[Goal of the exercise]:
Where a line of the listing below includes the word "экономического", reproduce that line.

--- BEGIN ---

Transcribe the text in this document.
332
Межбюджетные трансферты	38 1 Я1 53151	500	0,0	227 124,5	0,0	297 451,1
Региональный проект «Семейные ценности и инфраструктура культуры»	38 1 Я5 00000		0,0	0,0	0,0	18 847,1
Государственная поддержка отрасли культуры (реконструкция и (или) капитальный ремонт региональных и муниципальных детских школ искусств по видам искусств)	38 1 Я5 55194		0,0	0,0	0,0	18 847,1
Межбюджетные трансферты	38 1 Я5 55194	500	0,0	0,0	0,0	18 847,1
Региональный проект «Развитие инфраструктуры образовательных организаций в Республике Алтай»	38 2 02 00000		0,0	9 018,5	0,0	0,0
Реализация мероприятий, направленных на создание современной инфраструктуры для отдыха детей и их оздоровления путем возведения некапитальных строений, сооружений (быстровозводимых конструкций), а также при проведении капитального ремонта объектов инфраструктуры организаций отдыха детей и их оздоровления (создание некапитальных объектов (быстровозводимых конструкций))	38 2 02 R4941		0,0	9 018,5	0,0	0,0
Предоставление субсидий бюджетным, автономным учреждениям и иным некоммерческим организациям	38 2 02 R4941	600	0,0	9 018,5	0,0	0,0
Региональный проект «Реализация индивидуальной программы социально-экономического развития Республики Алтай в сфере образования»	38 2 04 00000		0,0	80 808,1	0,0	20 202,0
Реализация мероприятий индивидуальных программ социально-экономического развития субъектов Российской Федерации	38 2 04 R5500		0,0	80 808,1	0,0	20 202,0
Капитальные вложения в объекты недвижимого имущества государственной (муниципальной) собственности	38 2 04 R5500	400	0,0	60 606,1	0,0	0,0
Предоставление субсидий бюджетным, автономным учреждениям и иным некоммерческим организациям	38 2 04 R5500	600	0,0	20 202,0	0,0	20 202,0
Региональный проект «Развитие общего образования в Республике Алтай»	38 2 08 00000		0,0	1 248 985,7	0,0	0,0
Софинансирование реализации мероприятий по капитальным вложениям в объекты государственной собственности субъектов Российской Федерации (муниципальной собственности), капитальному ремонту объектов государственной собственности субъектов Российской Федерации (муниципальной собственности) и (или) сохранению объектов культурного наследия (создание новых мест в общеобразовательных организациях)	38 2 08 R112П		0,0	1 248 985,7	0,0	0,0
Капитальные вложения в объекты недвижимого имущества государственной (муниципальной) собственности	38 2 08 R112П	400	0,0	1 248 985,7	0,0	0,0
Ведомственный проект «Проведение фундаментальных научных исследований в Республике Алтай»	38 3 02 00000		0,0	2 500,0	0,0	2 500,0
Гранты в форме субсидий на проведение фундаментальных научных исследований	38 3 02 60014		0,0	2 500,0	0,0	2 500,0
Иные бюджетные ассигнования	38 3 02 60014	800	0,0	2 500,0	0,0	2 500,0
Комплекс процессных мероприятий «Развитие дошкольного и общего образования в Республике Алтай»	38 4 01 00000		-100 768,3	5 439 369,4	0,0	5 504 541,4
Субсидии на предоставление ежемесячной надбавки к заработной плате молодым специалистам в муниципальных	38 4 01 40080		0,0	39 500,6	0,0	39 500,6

--- END ---

[Response below]:
Региональный проект «Реализация индивидуальной программы социально-экономического развития Республики Алтай в сфере образования»	38 2 04 00000		0,0	80 808,1	0,0	20 202,0
Реализация мероприятий индивидуальных программ социально-экономического развития субъектов Российской Федерации	38 2 04 R5500		0,0	80 808,1	0,0	20 202,0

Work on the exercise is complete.